> **EXERCISE**
Which lines below contain the string "первых"? Report each such line in full, with case counting.

> **DATASET ROWS**
——

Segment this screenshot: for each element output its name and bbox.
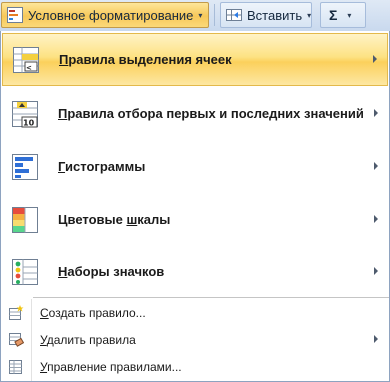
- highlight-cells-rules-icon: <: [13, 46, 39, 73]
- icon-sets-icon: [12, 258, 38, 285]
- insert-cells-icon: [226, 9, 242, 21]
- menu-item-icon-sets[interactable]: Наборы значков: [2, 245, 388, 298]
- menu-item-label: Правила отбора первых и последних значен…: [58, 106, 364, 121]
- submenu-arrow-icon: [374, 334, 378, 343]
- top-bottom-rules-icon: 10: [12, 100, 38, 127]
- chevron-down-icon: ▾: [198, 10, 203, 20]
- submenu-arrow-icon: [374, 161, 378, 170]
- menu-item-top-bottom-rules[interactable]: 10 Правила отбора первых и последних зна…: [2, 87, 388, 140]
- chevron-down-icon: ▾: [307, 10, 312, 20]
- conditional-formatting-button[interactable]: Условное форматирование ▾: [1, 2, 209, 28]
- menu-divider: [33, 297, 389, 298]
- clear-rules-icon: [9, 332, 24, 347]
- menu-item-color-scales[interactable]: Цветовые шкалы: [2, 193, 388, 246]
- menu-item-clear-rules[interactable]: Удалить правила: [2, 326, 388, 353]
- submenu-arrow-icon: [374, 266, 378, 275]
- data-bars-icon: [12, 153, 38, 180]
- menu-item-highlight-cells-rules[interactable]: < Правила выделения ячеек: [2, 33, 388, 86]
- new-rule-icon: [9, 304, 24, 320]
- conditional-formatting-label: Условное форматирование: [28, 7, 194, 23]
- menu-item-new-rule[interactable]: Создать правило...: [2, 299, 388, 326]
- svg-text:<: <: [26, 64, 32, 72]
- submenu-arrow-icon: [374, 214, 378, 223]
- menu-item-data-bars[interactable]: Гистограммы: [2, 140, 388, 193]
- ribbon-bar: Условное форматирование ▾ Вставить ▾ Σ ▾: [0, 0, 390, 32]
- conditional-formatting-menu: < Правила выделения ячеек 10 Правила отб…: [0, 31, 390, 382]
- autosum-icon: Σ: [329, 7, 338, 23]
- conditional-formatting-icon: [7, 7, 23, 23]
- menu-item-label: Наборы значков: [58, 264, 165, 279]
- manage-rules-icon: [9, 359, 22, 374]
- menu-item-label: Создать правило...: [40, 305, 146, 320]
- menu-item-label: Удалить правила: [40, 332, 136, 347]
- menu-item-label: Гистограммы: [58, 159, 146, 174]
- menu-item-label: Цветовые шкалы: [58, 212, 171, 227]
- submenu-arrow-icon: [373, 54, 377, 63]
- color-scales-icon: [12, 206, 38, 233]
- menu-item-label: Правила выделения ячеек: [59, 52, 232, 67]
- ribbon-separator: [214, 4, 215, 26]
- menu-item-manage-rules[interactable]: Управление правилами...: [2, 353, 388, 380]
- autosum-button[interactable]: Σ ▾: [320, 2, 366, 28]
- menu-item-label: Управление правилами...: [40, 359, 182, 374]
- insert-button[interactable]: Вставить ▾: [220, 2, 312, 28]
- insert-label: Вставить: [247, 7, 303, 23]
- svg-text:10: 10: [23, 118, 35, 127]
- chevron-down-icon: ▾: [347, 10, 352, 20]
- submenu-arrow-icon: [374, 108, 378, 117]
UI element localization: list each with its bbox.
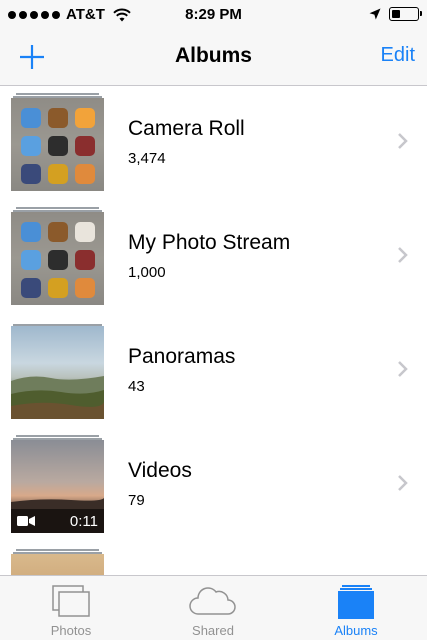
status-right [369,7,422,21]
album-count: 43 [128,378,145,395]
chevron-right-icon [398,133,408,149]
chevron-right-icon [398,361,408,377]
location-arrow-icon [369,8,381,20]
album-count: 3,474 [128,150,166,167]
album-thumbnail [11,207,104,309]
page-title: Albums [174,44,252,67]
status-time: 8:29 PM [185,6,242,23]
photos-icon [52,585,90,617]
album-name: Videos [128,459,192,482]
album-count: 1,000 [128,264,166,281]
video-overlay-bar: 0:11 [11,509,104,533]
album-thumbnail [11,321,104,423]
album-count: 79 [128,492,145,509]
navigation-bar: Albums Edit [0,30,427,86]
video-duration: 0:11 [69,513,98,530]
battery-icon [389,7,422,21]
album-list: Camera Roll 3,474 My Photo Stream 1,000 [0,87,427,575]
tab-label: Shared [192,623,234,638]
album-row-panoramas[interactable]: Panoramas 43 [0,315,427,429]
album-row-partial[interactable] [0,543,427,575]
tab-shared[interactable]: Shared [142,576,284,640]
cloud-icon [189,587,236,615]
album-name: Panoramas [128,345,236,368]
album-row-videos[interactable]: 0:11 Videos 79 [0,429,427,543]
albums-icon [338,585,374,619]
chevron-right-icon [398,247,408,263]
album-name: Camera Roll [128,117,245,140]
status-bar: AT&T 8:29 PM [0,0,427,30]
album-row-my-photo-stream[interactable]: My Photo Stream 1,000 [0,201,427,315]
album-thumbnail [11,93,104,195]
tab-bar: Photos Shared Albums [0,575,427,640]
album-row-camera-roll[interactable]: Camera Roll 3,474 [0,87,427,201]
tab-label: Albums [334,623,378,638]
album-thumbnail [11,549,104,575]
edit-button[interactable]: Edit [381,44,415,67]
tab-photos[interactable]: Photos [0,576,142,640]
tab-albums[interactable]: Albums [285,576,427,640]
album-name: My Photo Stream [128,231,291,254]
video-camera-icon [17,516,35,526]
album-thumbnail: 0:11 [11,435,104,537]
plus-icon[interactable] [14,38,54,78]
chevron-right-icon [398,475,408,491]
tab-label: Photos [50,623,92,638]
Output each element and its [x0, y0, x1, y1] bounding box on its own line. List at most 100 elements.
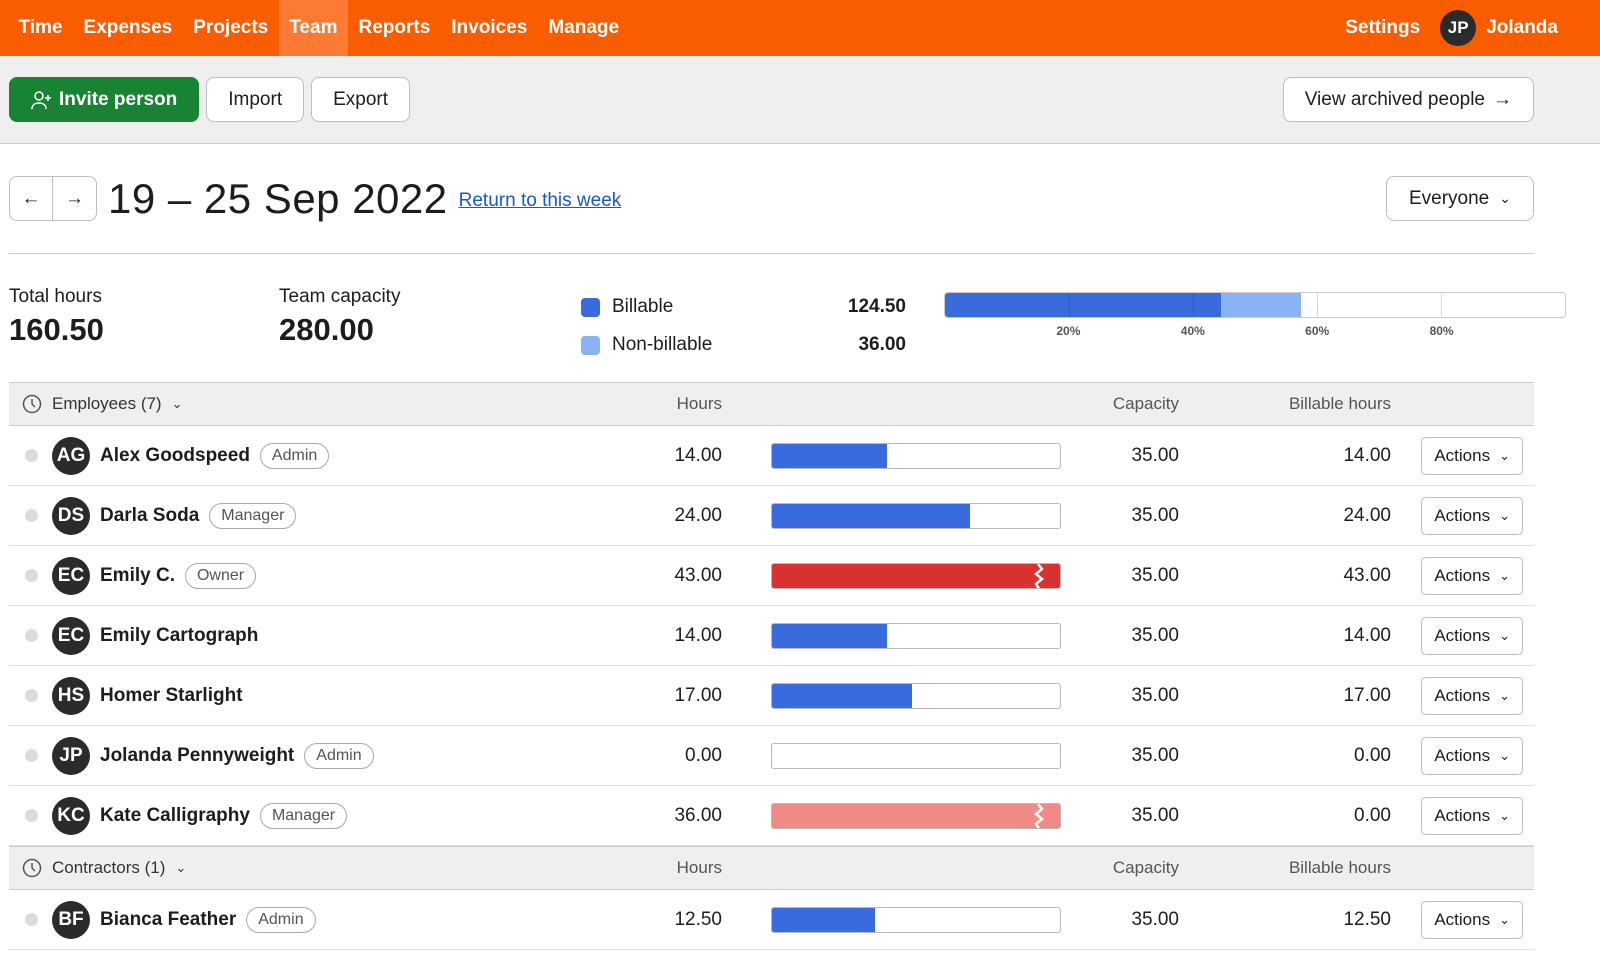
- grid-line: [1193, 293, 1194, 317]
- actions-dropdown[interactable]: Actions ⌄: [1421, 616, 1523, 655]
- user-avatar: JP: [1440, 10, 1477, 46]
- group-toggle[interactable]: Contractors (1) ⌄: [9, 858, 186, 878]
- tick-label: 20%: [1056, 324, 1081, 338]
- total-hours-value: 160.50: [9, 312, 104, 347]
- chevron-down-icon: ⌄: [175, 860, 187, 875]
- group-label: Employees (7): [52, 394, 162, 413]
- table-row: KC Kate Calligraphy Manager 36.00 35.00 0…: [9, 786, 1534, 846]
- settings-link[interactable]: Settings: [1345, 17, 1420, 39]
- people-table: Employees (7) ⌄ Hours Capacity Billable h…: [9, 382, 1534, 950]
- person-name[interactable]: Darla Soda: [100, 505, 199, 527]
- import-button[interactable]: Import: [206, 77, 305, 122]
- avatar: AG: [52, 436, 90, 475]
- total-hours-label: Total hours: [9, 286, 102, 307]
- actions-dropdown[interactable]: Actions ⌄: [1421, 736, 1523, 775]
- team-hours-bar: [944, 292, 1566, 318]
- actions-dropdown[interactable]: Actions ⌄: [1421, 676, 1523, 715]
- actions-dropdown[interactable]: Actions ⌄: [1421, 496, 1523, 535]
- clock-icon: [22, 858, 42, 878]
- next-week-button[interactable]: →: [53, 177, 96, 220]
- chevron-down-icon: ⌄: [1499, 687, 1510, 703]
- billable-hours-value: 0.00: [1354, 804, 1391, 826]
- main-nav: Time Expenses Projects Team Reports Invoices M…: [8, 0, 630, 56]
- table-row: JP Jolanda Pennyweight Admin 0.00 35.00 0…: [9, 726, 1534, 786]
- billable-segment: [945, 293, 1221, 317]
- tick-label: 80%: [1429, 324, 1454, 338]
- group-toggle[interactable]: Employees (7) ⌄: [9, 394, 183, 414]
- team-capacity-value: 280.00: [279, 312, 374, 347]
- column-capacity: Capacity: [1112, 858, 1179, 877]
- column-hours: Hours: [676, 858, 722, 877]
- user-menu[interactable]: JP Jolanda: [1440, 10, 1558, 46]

——

> **ANSWER TO THE EXERCISE**
- menu-item-label: Правила отбора первых и последних значен…: [58, 106, 364, 121]
- menu-item-top-bottom-rules[interactable]: 10 Правила отбора первых и последних зна…: [2, 87, 388, 140]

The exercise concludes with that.